▸ WHAT IS REQUIRED
Retype all of the data exactly as given.
━━ INFORMATION PROVIDED
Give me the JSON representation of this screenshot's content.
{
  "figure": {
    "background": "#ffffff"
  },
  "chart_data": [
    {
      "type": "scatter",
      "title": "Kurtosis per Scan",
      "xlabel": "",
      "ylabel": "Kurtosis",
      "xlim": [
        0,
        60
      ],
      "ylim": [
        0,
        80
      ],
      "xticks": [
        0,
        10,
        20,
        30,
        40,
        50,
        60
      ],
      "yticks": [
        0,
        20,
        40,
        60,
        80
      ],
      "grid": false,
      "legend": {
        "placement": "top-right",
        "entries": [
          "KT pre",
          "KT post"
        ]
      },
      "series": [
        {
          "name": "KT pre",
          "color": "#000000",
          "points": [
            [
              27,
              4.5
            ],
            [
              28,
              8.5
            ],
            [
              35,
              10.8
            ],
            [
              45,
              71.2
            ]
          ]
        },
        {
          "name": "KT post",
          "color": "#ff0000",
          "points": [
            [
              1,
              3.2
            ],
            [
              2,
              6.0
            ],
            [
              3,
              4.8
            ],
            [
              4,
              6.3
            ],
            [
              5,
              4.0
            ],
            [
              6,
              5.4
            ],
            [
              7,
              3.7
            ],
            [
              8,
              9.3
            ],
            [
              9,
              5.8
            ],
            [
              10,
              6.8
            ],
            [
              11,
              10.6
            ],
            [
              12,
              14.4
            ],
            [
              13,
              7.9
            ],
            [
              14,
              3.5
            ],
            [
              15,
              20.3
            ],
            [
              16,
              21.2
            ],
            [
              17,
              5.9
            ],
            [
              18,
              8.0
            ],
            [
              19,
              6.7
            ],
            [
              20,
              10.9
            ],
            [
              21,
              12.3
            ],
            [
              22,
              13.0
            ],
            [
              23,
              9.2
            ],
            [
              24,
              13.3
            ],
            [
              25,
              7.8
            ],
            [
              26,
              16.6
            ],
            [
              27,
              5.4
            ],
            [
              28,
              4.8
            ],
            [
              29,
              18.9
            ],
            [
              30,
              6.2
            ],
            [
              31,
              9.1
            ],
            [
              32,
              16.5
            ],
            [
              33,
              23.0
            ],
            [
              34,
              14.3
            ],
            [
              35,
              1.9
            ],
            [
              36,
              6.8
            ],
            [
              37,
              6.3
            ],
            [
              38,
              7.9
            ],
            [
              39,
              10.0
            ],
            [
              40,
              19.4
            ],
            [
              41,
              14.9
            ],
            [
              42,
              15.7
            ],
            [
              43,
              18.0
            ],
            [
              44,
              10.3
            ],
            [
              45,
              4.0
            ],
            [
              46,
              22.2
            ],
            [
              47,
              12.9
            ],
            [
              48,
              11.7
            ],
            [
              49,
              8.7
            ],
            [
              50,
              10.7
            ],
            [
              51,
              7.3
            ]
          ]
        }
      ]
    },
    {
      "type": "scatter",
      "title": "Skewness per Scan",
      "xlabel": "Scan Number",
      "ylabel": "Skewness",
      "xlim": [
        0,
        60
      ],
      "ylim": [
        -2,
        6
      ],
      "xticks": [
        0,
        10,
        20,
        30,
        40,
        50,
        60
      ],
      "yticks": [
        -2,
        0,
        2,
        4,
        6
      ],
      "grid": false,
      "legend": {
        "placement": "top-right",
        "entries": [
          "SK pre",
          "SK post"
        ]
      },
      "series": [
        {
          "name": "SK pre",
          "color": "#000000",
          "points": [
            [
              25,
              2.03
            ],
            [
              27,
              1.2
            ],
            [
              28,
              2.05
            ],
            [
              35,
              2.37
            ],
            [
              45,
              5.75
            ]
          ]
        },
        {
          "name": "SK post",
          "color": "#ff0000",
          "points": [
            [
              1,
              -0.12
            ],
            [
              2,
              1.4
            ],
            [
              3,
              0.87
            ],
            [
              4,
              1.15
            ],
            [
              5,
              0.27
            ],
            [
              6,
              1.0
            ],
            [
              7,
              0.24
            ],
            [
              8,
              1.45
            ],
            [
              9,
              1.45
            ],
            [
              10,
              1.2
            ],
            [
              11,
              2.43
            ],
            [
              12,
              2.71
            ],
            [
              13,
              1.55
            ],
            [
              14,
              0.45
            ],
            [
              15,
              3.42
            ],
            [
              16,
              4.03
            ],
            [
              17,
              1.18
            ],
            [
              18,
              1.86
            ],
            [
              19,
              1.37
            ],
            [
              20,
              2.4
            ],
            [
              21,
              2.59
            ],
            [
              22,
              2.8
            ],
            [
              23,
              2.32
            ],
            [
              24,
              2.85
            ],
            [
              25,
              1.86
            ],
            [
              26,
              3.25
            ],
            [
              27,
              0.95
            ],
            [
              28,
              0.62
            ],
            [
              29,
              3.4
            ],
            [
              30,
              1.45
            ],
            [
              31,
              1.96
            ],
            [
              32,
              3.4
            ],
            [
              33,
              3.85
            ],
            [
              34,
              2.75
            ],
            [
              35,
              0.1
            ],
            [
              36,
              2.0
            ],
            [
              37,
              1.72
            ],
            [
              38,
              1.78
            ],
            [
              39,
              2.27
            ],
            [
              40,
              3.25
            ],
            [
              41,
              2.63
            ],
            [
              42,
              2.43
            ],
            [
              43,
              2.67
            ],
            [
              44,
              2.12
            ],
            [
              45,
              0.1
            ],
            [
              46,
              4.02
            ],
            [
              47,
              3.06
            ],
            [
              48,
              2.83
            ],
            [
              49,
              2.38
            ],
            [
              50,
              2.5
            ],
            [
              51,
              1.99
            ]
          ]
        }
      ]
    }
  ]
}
━━━━
▸ WORKED SOLUTION
Give me the JSON representation of this screenshot's content.
{
  "figure": {
    "background": "#ffffff"
  },
  "chart_data": [
    {
      "type": "scatter",
      "title": "Kurtosis per Scan",
      "xlabel": "",
      "ylabel": "Kurtosis",
      "xlim": [
        0,
        60
      ],
      "ylim": [
        0,
        80
      ],
      "xticks": [
        0,
        10,
        20,
        30,
        40,
        50,
        60
      ],
      "yticks": [
        0,
        20,
        40,
        60,
        80
      ],
      "grid": false,
      "legend": {
        "placement": "top-right",
        "entries": [
          "KT pre",
          "KT post"
        ]
      },
      "series": [
        {
          "name": "KT pre",
          "color": "#000000",
          "points": [
            [
              27,
              4.5
            ],
            [
              28,
              8.5
            ],
            [
              35,
              10.8
            ],
            [
              45,
              71.2
            ]
          ]
        },
        {
          "name": "KT post",
          "color": "#ff0000",
          "points": [
            [
              1,
              3.2
            ],
            [
              2,
              6.0
            ],
            [
              3,
              4.8
            ],
            [
              4,
              6.3
            ],
            [
              5,
              4.0
            ],
            [
              6,
              5.4
            ],
            [
              7,
              3.7
            ],
            [
              8,
              9.3
            ],
            [
              9,
              5.8
            ],
            [
              10,
              6.8
            ],
            [
              11,
              10.6
            ],
            [
              12,
              14.4
            ],
            [
              13,
              7.9
            ],
            [
              14,
              3.5
            ],
            [
              15,
              20.3
            ],
            [
              16,
              21.2
            ],
            [
              17,
              5.9
            ],
            [
              18,
              8.0
            ],
            [
              19,
              6.7
            ],
            [
              20,
              10.9
            ],
            [
              21,
              12.3
            ],
            [
              22,
              13.0
            ],
            [
              23,
              9.2
            ],
            [
              24,
              13.3
            ],
            [
              25,
              7.8
            ],
            [
              26,
              16.6
            ],
            [
              27,
              5.4
            ],
            [
              28,
              4.8
            ],
            [
              29,
              18.9
            ],
            [
              30,
              6.2
            ],
            [
              31,
              9.1
            ],
            [
              32,
              16.5
            ],
            [
              33,
              23.0
            ],
            [
              34,
              14.3
            ],
            [
              35,
              1.9
            ],
            [
              36,
              6.8
            ],
            [
              37,
              6.3
            ],
            [
              38,
              7.9
            ],
            [
              39,
              10.0
            ],
            [
              40,
              19.4
            ],
            [
              41,
              14.9
            ],
            [
              42,
              15.7
            ],
            [
              43,
              18.0
            ],
            [
              44,
              10.3
            ],
            [
              45,
              4.0
            ],
            [
              46,
              22.2
            ],
            [
              47,
              12.9
            ],
            [
              48,
              11.7
            ],
            [
              49,
              8.7
            ],
            [
              50,
              10.7
            ],
            [
              51,
              7.3
            ]
          ]
        }
      ]
    },
    {
      "type": "scatter",
      "title": "Skewness per Scan",
      "xlabel": "Scan Number",
      "ylabel": "Skewness",
      "xlim": [
        0,
        60
      ],
      "ylim": [
        -2,
        6
      ],
      "xticks": [
        0,
        10,
        20,
        30,
        40,
        50,
        60
      ],
      "yticks": [
        -2,
        0,
        2,
        4,
        6
      ],
      "grid": false,
      "legend": {
        "placement": "top-right",
        "entries": [
          "SK pre",
          "SK post"
        ]
      },
      "series": [
        {
          "name": "SK pre",
          "color": "#000000",
          "points": [
            [
              25,
              2.03
            ],
            [
              27,
              1.2
            ],
            [
              28,
              2.05
            ],
            [
              35,
              2.37
            ],
            [
              45,
              5.75
            ]
          ]
        },
        {
          "name": "SK post",
          "color": "#ff0000",
          "points": [
            [
              1,
              -0.12
            ],
            [
              2,
              1.4
            ],
            [
              3,
              0.87
            ],
            [
              4,
              1.15
            ],
            [
              5,
              0.27
            ],
            [
              6,
              1.0
            ],
            [
              7,
              0.24
            ],
            [
              8,
              1.45
            ],
            [
              9,
              1.45
            ],
            [
              10,
              1.2
            ],
            [
              11,
              2.43
            ],
            [
              12,
              2.71
            ],
            [
              13,
              1.55
            ],
            [
              14,
              0.45
            ],
            [
              15,
              3.42
            ],
            [
              16,
              4.03
            ],
            [
              17,
              1.18
            ],
            [
              18,
              1.86
            ],
            [
              19,
              1.37
            ],
            [
              20,
              2.4
            ],
            [
              21,
              2.59
            ],
            [
              22,
              2.8
            ],
            [
              23,
              2.32
            ],
            [
              24,
              2.85
            ],
            [
              25,
              1.86
            ],
            [
              26,
              3.25
            ],
            [
              27,
              0.95
            ],
            [
              28,
              0.62
            ],
            [
              29,
              3.4
            ],
            [
              30,
              1.45
            ],
            [
              31,
              1.96
            ],
            [
              32,
              3.4
            ],
            [
              33,
              3.85
            ],
            [
              34,
              2.75
            ],
            [
              35,
              0.1
            ],
            [
              36,
              2.0
            ],
            [
              37,
              1.72
            ],
            [
              38,
              1.78
            ],
            [
              39,
              2.27
            ],
            [
              40,
              3.25
            ],
            [
              41,
              2.63
            ],
            [
              42,
              2.43
            ],
            [
              43,
              2.67
            ],
            [
              44,
              2.12
            ],
            [
              45,
              0.1
            ],
            [
              46,
              4.02
            ],
            [
              47,
              3.06
            ],
            [
              48,
              2.83
            ],
            [
              49,
              2.38
            ],
            [
              50,
              2.5
            ],
            [
              51,
              1.99
            ]
          ]
        }
      ]
    }
  ]
}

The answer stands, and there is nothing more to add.